Directions for this task.
Copy the passage of the bi-encoder tutorial below that opens with "You have a million" and closes with "not just keywords.", substituting "articles" for every "documents".

Extract.
Bi-Encoders: Fast Semantic Search at Scale

You have a million documents. A user types a query. How do you find the most relevant results in milliseconds?

Keyword search fails when users phrase things differently than your documents. “How do I fix a flat tire?” should match “Changing a punctured wheel” even though they share no words. You need semantic search—finding documents by meaning, not just keywords.

Bi-encoders make this possible at scale. They encode queries and documents into the same vector space, where similar meanings land close together. Search becomes a nearest-neighbor lookup, which modern vector databases handle in milliseconds over billions of vectors.

By the end of this tutorial, you’ll understand why bi-encoders dominate production search systems and have a working implementation you can scale.

What Makes Bi-Encoders Special

A bi-encoder uses the same neural network to encode both queries and documents independently. This independence is the key to their speed.

Query: "flat tire repair"     →  Encoder  →  [0.23, -0.41, 0.87, ...]
                                              ↓
                                         Cosine Similarity
                                              ↑
Document: "How to change..."  →  Encoder  →  [0.19, -0.38, 0.91, ...]

Because documents are encoded independently, you can:

Pre-compute document embeddings once, store them in a vector database
Encode the query at search time (one forward pass, ~10ms)
Find nearest neighbors in the vector space (sub-millisecond with FAISS)

Compare this to evaluating every query-document pair through a neural network—that’s what cross-encoders do, and why they can’t scale to millions of documents directly.

Building a Semantic Search System

Let’s build a complete semantic search system over a corpus of documents. We’ll use the sentence-transformers library, which provides state-of-the-art bi-encoder models.

Given data.
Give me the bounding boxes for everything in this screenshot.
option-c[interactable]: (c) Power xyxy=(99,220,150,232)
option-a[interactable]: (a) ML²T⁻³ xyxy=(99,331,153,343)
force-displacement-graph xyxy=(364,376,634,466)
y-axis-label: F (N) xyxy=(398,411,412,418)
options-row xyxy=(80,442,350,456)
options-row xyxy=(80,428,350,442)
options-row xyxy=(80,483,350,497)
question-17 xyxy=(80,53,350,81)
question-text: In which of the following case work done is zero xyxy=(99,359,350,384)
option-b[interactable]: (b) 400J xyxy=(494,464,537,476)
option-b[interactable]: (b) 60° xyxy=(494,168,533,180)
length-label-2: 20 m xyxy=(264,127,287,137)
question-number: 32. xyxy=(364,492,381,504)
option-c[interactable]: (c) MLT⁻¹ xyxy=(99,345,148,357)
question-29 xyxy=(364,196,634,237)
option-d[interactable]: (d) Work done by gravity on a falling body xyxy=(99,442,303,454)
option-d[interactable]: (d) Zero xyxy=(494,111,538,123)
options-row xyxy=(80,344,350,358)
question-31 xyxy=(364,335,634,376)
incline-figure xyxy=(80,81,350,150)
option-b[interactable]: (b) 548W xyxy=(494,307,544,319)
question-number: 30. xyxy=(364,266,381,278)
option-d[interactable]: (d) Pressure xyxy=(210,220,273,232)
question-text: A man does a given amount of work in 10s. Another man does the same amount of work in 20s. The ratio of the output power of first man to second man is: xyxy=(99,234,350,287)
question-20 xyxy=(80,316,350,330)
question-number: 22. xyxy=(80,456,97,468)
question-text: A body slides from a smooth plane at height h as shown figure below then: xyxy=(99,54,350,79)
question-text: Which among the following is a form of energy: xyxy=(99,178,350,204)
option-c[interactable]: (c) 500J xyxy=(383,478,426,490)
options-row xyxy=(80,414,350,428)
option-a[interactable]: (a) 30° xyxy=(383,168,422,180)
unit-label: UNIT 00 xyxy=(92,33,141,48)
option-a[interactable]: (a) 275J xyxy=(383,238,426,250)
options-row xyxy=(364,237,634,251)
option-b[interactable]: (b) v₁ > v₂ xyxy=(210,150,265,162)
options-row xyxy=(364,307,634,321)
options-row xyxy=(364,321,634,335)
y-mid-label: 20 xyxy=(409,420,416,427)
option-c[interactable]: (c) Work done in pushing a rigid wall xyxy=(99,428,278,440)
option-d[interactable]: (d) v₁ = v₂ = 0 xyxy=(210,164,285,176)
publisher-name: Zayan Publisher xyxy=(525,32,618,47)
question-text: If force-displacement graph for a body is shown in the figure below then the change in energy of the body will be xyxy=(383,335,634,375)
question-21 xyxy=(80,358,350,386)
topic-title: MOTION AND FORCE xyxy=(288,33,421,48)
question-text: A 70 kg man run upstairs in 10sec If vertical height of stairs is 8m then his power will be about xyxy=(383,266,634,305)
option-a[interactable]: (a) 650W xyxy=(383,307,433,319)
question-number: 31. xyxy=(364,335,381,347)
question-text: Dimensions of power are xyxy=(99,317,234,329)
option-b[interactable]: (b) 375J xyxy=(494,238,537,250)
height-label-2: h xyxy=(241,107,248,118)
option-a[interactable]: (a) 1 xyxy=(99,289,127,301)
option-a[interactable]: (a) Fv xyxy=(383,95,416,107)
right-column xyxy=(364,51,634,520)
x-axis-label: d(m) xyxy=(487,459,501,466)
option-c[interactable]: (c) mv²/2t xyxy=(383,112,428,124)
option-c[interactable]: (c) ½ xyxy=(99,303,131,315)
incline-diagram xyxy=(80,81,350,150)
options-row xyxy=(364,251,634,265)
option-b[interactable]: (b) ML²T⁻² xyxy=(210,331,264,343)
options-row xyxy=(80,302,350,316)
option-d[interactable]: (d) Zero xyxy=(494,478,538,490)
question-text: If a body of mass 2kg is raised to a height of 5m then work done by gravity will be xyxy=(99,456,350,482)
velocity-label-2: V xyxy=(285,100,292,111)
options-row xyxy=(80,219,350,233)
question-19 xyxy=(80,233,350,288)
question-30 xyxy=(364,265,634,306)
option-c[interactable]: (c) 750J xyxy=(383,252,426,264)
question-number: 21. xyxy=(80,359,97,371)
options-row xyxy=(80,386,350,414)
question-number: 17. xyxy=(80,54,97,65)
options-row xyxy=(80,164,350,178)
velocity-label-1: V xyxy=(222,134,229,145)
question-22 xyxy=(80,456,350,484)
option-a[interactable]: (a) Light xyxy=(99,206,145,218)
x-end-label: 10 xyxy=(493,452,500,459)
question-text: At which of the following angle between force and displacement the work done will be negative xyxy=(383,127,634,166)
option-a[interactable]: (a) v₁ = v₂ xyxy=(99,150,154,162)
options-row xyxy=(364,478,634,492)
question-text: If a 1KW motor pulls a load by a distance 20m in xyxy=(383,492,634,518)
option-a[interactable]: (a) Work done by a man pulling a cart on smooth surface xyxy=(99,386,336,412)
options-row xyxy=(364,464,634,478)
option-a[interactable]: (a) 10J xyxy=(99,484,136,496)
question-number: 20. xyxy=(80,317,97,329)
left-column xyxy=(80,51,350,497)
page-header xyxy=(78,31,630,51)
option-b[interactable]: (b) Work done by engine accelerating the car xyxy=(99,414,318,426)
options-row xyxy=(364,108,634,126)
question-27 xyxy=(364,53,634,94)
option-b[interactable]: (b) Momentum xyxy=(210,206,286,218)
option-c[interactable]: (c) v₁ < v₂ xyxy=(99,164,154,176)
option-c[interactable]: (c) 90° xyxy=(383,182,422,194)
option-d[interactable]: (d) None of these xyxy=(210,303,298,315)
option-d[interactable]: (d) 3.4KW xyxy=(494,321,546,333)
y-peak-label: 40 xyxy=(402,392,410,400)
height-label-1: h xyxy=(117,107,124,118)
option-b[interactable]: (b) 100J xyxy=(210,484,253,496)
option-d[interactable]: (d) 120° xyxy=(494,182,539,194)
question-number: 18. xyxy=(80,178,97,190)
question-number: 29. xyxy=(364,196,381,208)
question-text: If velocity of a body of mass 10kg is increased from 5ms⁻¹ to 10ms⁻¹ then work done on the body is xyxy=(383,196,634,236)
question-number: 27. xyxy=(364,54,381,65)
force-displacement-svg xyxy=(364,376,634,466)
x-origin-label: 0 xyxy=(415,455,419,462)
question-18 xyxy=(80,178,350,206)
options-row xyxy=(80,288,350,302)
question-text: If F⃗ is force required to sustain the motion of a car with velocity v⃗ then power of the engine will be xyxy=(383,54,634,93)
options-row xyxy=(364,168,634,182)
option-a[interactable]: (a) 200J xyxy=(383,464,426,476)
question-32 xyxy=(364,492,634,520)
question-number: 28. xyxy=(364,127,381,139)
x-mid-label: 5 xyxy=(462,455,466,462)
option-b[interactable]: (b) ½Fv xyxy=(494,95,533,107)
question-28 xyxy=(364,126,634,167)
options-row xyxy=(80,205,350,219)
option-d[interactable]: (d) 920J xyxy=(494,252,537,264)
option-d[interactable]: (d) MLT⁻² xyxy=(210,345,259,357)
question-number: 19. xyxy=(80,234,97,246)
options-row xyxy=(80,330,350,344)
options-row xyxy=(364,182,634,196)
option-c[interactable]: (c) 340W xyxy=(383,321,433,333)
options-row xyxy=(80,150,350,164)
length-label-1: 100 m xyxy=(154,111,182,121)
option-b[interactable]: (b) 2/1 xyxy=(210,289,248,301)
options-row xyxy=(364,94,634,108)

Solution for this exercise.
You have a million articles. A user types a query. How do you find the most relevant results in milliseconds?

Keyword search fails when users phrase things differently than your articles. “How do I fix a flat tire?” should match “Changing a punctured wheel” even though they share no words. You need semantic search—finding articles by meaning, not just keywords.